==== RECORDS PROVIDED

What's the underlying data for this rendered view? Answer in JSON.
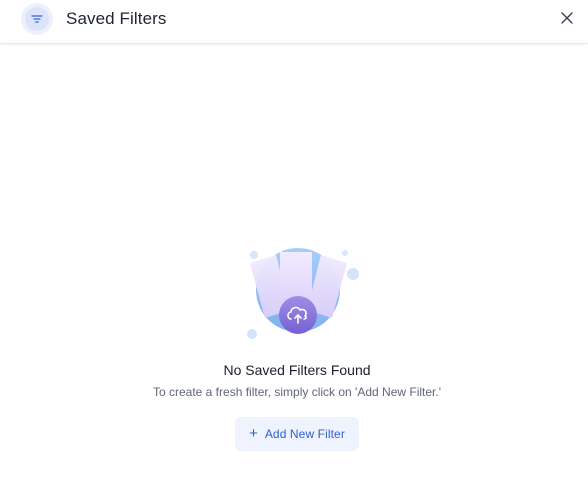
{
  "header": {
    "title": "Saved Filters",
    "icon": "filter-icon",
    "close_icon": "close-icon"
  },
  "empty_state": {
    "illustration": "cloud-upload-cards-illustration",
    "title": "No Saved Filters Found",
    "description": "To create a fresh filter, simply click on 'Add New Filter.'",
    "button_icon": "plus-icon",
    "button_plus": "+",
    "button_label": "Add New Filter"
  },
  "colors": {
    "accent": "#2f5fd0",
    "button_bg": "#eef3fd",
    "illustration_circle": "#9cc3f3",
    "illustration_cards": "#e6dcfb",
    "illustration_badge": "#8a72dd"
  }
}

========
==== RECORDS PROVIDED

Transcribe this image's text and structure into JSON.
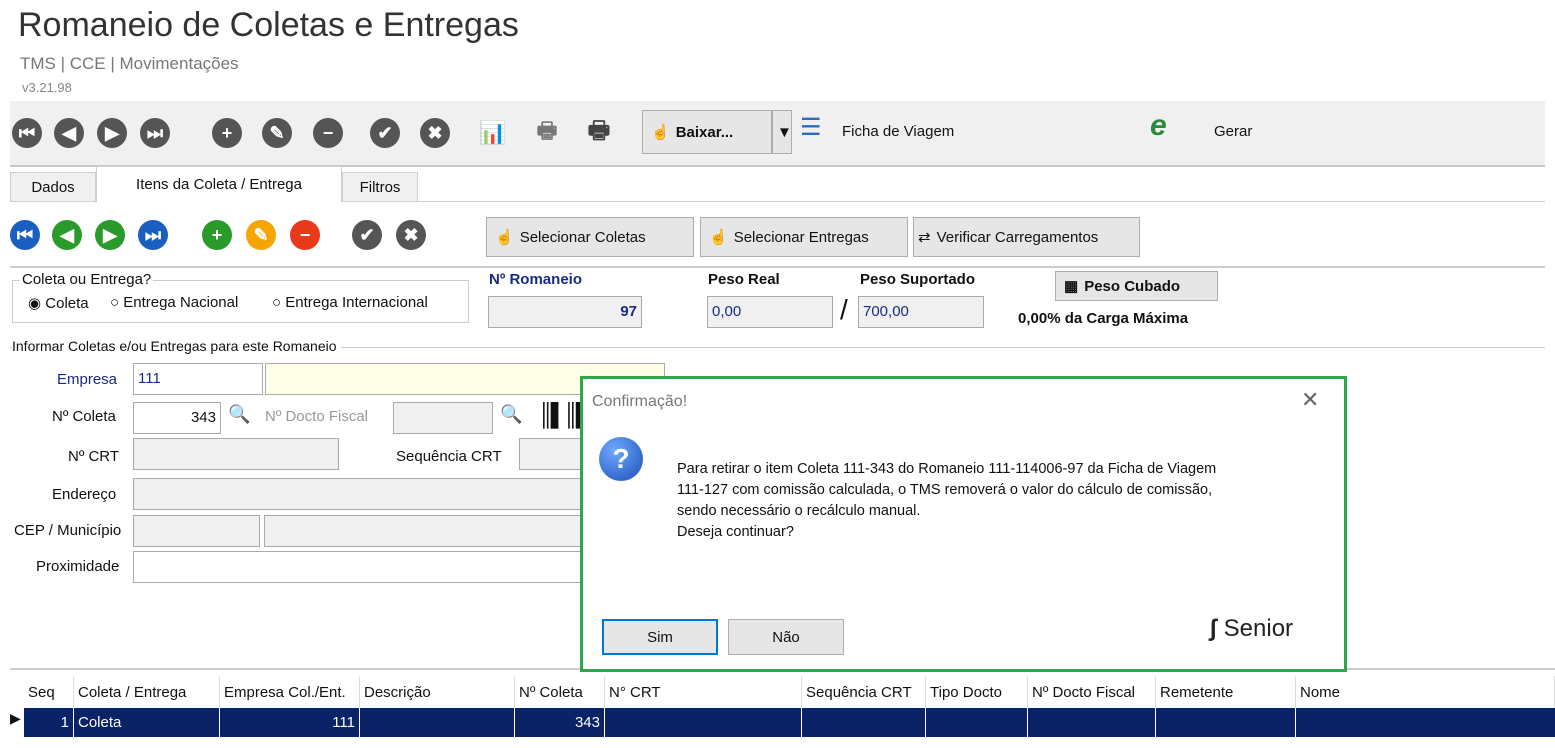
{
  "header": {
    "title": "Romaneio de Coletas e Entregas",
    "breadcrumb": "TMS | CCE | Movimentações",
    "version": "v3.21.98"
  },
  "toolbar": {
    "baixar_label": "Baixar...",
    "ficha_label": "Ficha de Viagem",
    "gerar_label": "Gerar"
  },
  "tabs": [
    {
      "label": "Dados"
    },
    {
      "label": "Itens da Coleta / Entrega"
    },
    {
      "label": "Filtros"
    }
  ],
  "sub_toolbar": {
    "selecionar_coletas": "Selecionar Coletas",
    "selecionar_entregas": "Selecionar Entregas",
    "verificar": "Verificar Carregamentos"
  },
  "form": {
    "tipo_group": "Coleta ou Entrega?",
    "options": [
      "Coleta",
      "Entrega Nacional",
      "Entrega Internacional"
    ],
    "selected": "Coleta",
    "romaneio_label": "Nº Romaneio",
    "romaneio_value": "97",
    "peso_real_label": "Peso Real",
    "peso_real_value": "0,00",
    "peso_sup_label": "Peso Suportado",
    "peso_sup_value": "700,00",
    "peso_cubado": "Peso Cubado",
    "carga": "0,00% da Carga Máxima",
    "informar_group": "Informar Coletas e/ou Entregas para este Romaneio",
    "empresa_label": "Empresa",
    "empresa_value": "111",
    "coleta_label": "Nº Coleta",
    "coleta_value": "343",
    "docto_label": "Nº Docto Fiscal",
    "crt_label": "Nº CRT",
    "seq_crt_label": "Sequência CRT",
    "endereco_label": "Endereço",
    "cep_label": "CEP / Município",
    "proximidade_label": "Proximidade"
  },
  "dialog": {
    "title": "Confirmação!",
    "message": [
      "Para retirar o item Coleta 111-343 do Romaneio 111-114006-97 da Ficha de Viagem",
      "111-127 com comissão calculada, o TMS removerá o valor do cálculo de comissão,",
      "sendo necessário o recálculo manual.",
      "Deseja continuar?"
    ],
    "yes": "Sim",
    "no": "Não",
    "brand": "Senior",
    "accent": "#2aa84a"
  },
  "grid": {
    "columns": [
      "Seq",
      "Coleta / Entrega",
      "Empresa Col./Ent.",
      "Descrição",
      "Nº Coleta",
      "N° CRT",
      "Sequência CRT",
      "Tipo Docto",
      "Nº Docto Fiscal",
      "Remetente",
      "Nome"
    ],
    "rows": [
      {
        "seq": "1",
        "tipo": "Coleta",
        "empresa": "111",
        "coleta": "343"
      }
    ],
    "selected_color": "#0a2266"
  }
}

========
==== RECORDS PROVIDED

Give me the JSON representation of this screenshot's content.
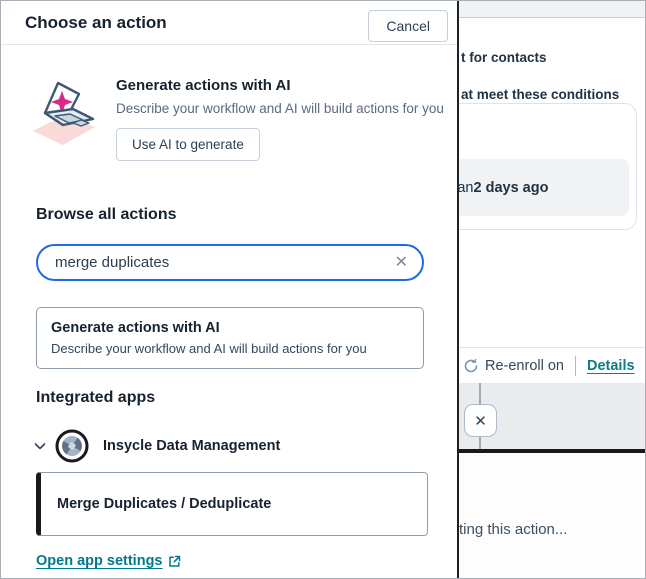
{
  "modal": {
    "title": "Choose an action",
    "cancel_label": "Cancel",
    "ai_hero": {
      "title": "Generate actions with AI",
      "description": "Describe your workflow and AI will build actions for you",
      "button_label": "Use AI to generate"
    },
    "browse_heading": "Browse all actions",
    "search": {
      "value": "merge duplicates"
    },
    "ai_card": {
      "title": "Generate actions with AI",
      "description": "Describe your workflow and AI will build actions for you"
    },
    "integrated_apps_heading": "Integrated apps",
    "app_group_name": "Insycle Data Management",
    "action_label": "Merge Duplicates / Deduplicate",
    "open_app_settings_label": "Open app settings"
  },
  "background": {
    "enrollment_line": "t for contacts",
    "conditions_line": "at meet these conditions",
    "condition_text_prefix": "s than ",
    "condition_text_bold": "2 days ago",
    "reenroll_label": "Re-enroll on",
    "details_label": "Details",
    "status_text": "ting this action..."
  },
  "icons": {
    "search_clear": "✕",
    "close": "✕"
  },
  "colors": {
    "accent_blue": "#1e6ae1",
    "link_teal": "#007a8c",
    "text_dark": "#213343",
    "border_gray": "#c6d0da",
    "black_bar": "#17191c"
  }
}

========

> _WORK REQUIRED_
Copy each line above that contains the word "Viagem".

> _EXERCISE RESULT_
    "ficha_label": "Ficha de Viagem",
      "Para retirar o item Coleta 111-343 do Romaneio 111-114006-97 da Ficha de Viagem",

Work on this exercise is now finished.